● **Task directions**
Output all the data exactly. Pictures do not belong in the copy.
- - - - - - -
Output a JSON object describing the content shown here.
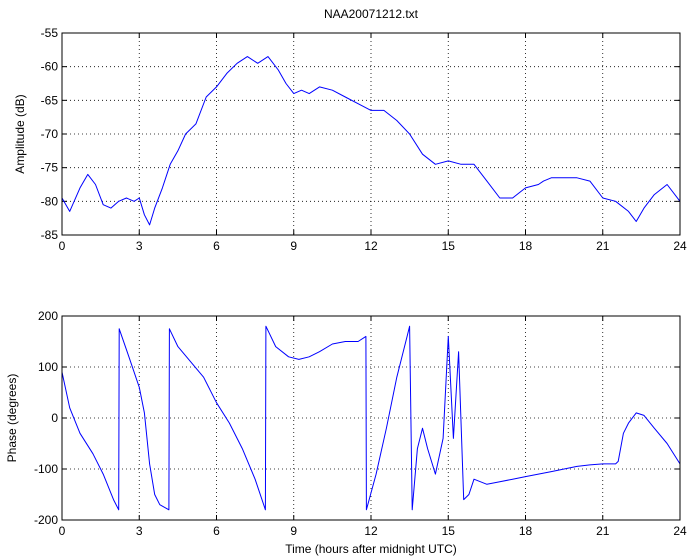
{
  "colors": {
    "series": "#0000ff",
    "axis": "#000000",
    "background": "#ffffff"
  },
  "chart_data": [
    {
      "type": "line",
      "title": "NAA20071212.txt",
      "xlabel": "",
      "ylabel": "Amplitude (dB)",
      "xlim": [
        0,
        24
      ],
      "ylim": [
        -85,
        -55
      ],
      "xticks": [
        "0",
        "3",
        "6",
        "9",
        "12",
        "15",
        "18",
        "21",
        "24"
      ],
      "yticks": [
        "-55",
        "-60",
        "-65",
        "-70",
        "-75",
        "-80",
        "-85"
      ],
      "grid": true,
      "series": [
        {
          "x": [
            0,
            0.3,
            0.7,
            1.0,
            1.3,
            1.6,
            1.9,
            2.2,
            2.5,
            2.8,
            3.0,
            3.2,
            3.4,
            3.6,
            3.9,
            4.2,
            4.5,
            4.8,
            5.2,
            5.6,
            6.0,
            6.4,
            6.8,
            7.2,
            7.6,
            8.0,
            8.4,
            8.7,
            9.0,
            9.3,
            9.6,
            10.0,
            10.5,
            11.0,
            11.5,
            12.0,
            12.5,
            13.0,
            13.5,
            14.0,
            14.5,
            15.0,
            15.5,
            16.0,
            16.5,
            17.0,
            17.5,
            18.0,
            18.5,
            18.7,
            19.0,
            19.5,
            20.0,
            20.5,
            21.0,
            21.5,
            22.0,
            22.3,
            22.6,
            23.0,
            23.5,
            24.0
          ],
          "values": [
            -79.5,
            -81.5,
            -78,
            -76,
            -77.5,
            -80.5,
            -81,
            -80,
            -79.5,
            -80,
            -79.5,
            -82,
            -83.5,
            -81,
            -78,
            -74.5,
            -72.5,
            -70,
            -68.5,
            -64.5,
            -63,
            -61,
            -59.5,
            -58.5,
            -59.5,
            -58.5,
            -60.5,
            -62.5,
            -64,
            -63.5,
            -64,
            -63,
            -63.5,
            -64.5,
            -65.5,
            -66.5,
            -66.5,
            -68,
            -70,
            -73,
            -74.5,
            -74,
            -74.5,
            -74.5,
            -77,
            -79.5,
            -79.5,
            -78,
            -77.5,
            -77,
            -76.5,
            -76.5,
            -76.5,
            -77,
            -79.5,
            -80,
            -81.5,
            -83,
            -81,
            -79,
            -77.5,
            -80
          ]
        }
      ]
    },
    {
      "type": "line",
      "title": "",
      "xlabel": "Time (hours after midnight UTC)",
      "ylabel": "Phase (degrees)",
      "xlim": [
        0,
        24
      ],
      "ylim": [
        -200,
        200
      ],
      "xticks": [
        "0",
        "3",
        "6",
        "9",
        "12",
        "15",
        "18",
        "21",
        "24"
      ],
      "yticks": [
        "200",
        "100",
        "0",
        "-100",
        "-200"
      ],
      "grid": true,
      "series": [
        {
          "x": [
            0,
            0.3,
            0.7,
            1.2,
            1.6,
            2.0,
            2.2,
            2.22,
            2.6,
            3.0,
            3.2,
            3.4,
            3.6,
            3.8,
            4.15,
            4.17,
            4.5,
            5.0,
            5.5,
            6.0,
            6.5,
            7.0,
            7.5,
            7.9,
            7.92,
            8.3,
            8.8,
            9.2,
            9.6,
            10.0,
            10.5,
            11.0,
            11.5,
            11.8,
            11.82,
            12.2,
            12.6,
            13.0,
            13.4,
            13.5,
            13.6,
            13.8,
            14.0,
            14.2,
            14.5,
            14.8,
            15.0,
            15.2,
            15.4,
            15.6,
            15.8,
            16.0,
            16.5,
            17.0,
            17.5,
            18.0,
            18.5,
            19.0,
            19.5,
            20.0,
            20.5,
            21.0,
            21.5,
            21.6,
            21.8,
            22.0,
            22.3,
            22.6,
            23.0,
            23.5,
            24.0
          ],
          "values": [
            90,
            20,
            -30,
            -70,
            -110,
            -160,
            -180,
            175,
            120,
            60,
            10,
            -90,
            -150,
            -170,
            -180,
            175,
            140,
            110,
            80,
            30,
            -10,
            -60,
            -120,
            -180,
            180,
            140,
            120,
            115,
            120,
            130,
            145,
            150,
            150,
            160,
            -180,
            -110,
            -20,
            80,
            160,
            180,
            -180,
            -60,
            -20,
            -60,
            -110,
            -40,
            160,
            -40,
            130,
            -160,
            -150,
            -120,
            -130,
            -125,
            -120,
            -115,
            -110,
            -105,
            -100,
            -95,
            -92,
            -90,
            -90,
            -85,
            -30,
            -10,
            10,
            5,
            -20,
            -50,
            -90
          ]
        }
      ]
    }
  ]
}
- - - - - - -
● **Written response**
Output a JSON object describing the content shown here.
{
  "colors": {
    "series": "#0000ff",
    "axis": "#000000",
    "background": "#ffffff"
  },
  "chart_data": [
    {
      "type": "line",
      "title": "NAA20071212.txt",
      "xlabel": "",
      "ylabel": "Amplitude (dB)",
      "xlim": [
        0,
        24
      ],
      "ylim": [
        -85,
        -55
      ],
      "xticks": [
        "0",
        "3",
        "6",
        "9",
        "12",
        "15",
        "18",
        "21",
        "24"
      ],
      "yticks": [
        "-55",
        "-60",
        "-65",
        "-70",
        "-75",
        "-80",
        "-85"
      ],
      "grid": true,
      "series": [
        {
          "x": [
            0,
            0.3,
            0.7,
            1.0,
            1.3,
            1.6,
            1.9,
            2.2,
            2.5,
            2.8,
            3.0,
            3.2,
            3.4,
            3.6,
            3.9,
            4.2,
            4.5,
            4.8,
            5.2,
            5.6,
            6.0,
            6.4,
            6.8,
            7.2,
            7.6,
            8.0,
            8.4,
            8.7,
            9.0,
            9.3,
            9.6,
            10.0,
            10.5,
            11.0,
            11.5,
            12.0,
            12.5,
            13.0,
            13.5,
            14.0,
            14.5,
            15.0,
            15.5,
            16.0,
            16.5,
            17.0,
            17.5,
            18.0,
            18.5,
            18.7,
            19.0,
            19.5,
            20.0,
            20.5,
            21.0,
            21.5,
            22.0,
            22.3,
            22.6,
            23.0,
            23.5,
            24.0
          ],
          "values": [
            -79.5,
            -81.5,
            -78,
            -76,
            -77.5,
            -80.5,
            -81,
            -80,
            -79.5,
            -80,
            -79.5,
            -82,
            -83.5,
            -81,
            -78,
            -74.5,
            -72.5,
            -70,
            -68.5,
            -64.5,
            -63,
            -61,
            -59.5,
            -58.5,
            -59.5,
            -58.5,
            -60.5,
            -62.5,
            -64,
            -63.5,
            -64,
            -63,
            -63.5,
            -64.5,
            -65.5,
            -66.5,
            -66.5,
            -68,
            -70,
            -73,
            -74.5,
            -74,
            -74.5,
            -74.5,
            -77,
            -79.5,
            -79.5,
            -78,
            -77.5,
            -77,
            -76.5,
            -76.5,
            -76.5,
            -77,
            -79.5,
            -80,
            -81.5,
            -83,
            -81,
            -79,
            -77.5,
            -80
          ]
        }
      ]
    },
    {
      "type": "line",
      "title": "",
      "xlabel": "Time (hours after midnight UTC)",
      "ylabel": "Phase (degrees)",
      "xlim": [
        0,
        24
      ],
      "ylim": [
        -200,
        200
      ],
      "xticks": [
        "0",
        "3",
        "6",
        "9",
        "12",
        "15",
        "18",
        "21",
        "24"
      ],
      "yticks": [
        "200",
        "100",
        "0",
        "-100",
        "-200"
      ],
      "grid": true,
      "series": [
        {
          "x": [
            0,
            0.3,
            0.7,
            1.2,
            1.6,
            2.0,
            2.2,
            2.22,
            2.6,
            3.0,
            3.2,
            3.4,
            3.6,
            3.8,
            4.15,
            4.17,
            4.5,
            5.0,
            5.5,
            6.0,
            6.5,
            7.0,
            7.5,
            7.9,
            7.92,
            8.3,
            8.8,
            9.2,
            9.6,
            10.0,
            10.5,
            11.0,
            11.5,
            11.8,
            11.82,
            12.2,
            12.6,
            13.0,
            13.4,
            13.5,
            13.6,
            13.8,
            14.0,
            14.2,
            14.5,
            14.8,
            15.0,
            15.2,
            15.4,
            15.6,
            15.8,
            16.0,
            16.5,
            17.0,
            17.5,
            18.0,
            18.5,
            19.0,
            19.5,
            20.0,
            20.5,
            21.0,
            21.5,
            21.6,
            21.8,
            22.0,
            22.3,
            22.6,
            23.0,
            23.5,
            24.0
          ],
          "values": [
            90,
            20,
            -30,
            -70,
            -110,
            -160,
            -180,
            175,
            120,
            60,
            10,
            -90,
            -150,
            -170,
            -180,
            175,
            140,
            110,
            80,
            30,
            -10,
            -60,
            -120,
            -180,
            180,
            140,
            120,
            115,
            120,
            130,
            145,
            150,
            150,
            160,
            -180,
            -110,
            -20,
            80,
            160,
            180,
            -180,
            -60,
            -20,
            -60,
            -110,
            -40,
            160,
            -40,
            130,
            -160,
            -150,
            -120,
            -130,
            -125,
            -120,
            -115,
            -110,
            -105,
            -100,
            -95,
            -92,
            -90,
            -90,
            -85,
            -30,
            -10,
            10,
            5,
            -20,
            -50,
            -90
          ]
        }
      ]
    }
  ]
}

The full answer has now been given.